### Bloque de texto
################
Cómo revitalizar una marca cuando su branding está a punto de morir

Según las bases de la publicidad tradicional, una marca cumple un ciclo de vida parecido al que vivimos las personas. Sin embargo, las interpretaciones más actuales proponen un modelo de branding evolutivo que evite el deceso u obsolescencia de las marcas.

La imagen de la corporación

En la era de las relaciones H2H (Human to Human), las corporaciones comunican sus valores a través de su imagen de marca y centran su actividad comercial en instaurarse a largo plazo en la mente del consumidor.

La imagen corporativa sufre alteraciones a medida que se desarrolla como símbolo y una vez se acaba la fase de crecimiento, es importante dedicar los recursos oportunos a consolidar los valores que han respaldo esa expansión.

Para conseguirlo, necesitamos contar con un manual de identidad corporativa que coarte las malas prácticas y nos asegure la homogeneidad de la imagen, mensajes y valores de la marca. En este sentido, una tipificación exhaustiva de las normas de construcción de la identidad corporativa puede ayudar a proteger el concepto que se intenta transmitir.

Cómo revivir una marca

Una de las mejores estrategias para revivir una marca es apostar por un cambio de orientación hacia un nuevo tipo de consumidor, lo cual implica una reestructuración de los mensajes y otras piezas del branding corporativo. Un ejemplo claro de este enfoque lo protagonizó Puma cuando lanzó su línea de ropa urban en lugar de dirigirse solo a la gente que hacía realmente deporte.

El branding evolutivo

El branding moderno intenta renovar constantemente los elementos visuales que interaccionan con el cliente. Así mismo, el mayor conocimiento que se tiene de las preferencias del público permite segmentar mejor esos elementos y ofrecer una experiencia de marca distinta para cada consumidor.

Si queremos que nuestra marca no envejezca, debemos aumentar su reactividad y renovar su atractivo sin alterar lo que la hace tan especial para los clientes.
################
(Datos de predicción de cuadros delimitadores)
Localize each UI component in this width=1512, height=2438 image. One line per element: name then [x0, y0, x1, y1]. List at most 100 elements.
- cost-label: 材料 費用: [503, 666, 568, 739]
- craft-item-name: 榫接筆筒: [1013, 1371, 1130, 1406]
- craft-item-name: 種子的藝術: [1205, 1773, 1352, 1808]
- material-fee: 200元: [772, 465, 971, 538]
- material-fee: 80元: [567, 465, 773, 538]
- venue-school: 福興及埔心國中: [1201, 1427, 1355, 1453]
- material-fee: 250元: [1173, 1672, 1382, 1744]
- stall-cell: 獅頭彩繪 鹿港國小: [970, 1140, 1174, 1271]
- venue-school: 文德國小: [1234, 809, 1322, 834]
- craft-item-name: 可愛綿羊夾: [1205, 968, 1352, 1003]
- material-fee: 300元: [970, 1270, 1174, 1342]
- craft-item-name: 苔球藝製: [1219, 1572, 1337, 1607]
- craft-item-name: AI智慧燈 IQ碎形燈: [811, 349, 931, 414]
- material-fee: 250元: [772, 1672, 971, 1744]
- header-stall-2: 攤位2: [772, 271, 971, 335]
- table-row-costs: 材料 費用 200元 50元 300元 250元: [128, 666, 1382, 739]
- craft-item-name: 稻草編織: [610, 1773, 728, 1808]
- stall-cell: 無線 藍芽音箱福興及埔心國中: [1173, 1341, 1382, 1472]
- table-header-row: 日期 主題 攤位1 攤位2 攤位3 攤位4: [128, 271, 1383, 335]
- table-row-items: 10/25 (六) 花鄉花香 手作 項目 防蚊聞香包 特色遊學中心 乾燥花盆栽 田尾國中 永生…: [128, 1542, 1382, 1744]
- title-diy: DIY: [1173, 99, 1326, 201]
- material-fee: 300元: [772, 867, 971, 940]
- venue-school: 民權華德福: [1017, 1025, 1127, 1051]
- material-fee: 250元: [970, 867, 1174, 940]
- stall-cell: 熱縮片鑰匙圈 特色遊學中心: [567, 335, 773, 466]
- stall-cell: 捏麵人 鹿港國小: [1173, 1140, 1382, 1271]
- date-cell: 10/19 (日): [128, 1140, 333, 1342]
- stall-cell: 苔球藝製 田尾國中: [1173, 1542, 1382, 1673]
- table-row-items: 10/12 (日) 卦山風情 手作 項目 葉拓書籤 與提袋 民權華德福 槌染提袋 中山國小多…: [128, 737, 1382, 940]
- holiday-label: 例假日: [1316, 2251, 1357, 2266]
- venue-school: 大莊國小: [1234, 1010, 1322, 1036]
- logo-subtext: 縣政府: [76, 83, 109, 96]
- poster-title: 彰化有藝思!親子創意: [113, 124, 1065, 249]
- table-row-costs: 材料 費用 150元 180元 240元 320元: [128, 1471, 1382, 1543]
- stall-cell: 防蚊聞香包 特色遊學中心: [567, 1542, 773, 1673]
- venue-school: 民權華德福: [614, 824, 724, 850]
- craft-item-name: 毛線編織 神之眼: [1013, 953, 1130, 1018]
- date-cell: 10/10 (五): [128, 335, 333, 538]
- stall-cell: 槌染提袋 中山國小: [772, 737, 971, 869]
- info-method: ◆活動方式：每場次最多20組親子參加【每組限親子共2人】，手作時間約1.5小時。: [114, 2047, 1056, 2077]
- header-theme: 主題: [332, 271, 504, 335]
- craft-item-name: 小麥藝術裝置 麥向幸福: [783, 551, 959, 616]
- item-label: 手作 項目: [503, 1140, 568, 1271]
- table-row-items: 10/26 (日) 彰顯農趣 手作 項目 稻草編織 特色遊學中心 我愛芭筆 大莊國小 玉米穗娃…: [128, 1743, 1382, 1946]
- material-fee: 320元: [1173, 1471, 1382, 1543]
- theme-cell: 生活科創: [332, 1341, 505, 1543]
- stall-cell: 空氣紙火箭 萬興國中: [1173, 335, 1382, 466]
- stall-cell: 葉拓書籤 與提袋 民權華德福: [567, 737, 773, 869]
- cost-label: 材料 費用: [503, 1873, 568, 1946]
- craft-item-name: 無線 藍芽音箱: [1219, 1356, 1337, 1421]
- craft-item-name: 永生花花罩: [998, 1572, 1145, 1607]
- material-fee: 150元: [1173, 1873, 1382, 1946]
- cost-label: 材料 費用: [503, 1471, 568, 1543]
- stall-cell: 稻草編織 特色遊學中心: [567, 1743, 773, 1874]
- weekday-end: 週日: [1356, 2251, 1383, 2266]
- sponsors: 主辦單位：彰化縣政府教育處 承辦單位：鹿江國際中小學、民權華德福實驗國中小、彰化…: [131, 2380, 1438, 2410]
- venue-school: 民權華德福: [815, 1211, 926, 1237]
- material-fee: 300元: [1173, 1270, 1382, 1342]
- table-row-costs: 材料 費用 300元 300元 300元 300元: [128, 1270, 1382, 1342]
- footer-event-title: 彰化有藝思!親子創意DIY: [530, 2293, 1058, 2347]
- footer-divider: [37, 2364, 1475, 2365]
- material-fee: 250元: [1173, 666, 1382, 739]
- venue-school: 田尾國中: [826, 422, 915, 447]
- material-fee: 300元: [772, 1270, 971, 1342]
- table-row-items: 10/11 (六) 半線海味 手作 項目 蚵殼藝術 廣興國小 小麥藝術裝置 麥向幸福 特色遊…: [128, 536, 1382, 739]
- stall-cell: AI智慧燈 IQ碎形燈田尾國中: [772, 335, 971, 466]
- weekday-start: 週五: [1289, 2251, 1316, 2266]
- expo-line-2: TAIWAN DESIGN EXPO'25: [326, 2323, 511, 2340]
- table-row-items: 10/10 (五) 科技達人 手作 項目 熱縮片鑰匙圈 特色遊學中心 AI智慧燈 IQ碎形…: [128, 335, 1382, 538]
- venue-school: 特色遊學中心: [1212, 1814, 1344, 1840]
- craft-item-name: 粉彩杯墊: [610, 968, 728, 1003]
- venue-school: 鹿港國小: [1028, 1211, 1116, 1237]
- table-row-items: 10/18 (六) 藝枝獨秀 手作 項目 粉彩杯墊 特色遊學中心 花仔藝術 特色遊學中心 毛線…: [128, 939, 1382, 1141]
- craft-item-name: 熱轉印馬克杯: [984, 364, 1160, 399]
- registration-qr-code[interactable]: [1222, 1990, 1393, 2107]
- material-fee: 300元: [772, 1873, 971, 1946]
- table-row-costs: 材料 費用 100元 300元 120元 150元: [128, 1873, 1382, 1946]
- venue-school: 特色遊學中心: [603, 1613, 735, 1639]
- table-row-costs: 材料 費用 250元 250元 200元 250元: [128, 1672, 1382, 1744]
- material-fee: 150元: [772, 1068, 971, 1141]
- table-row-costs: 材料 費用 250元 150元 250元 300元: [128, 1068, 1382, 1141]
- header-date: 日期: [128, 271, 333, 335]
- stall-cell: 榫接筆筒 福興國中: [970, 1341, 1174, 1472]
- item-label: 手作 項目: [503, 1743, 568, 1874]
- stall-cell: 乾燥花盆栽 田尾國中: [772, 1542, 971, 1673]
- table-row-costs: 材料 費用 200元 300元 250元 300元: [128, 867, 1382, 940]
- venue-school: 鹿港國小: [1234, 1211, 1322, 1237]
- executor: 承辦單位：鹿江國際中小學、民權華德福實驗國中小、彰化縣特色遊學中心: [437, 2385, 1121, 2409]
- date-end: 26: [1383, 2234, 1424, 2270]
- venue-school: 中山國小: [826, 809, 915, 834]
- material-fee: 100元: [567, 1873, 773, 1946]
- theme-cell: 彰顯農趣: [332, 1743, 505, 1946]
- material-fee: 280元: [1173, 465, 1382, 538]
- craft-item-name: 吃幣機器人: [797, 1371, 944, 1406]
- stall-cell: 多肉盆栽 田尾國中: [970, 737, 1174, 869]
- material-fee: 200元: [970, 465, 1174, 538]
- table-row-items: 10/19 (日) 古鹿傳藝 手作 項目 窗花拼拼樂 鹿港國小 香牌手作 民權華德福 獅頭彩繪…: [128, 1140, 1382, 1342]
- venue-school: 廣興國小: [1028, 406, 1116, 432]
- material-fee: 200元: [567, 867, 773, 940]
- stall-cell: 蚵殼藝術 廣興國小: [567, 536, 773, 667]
################
### Descripción de la tarea
En el texto sobre cómo revitalizar una marca, ¿qué empresa lanzó una línea de ropa urban en lugar de dirigirse solo a la gente que hacía deporte?

### Resultado esperado
Puma.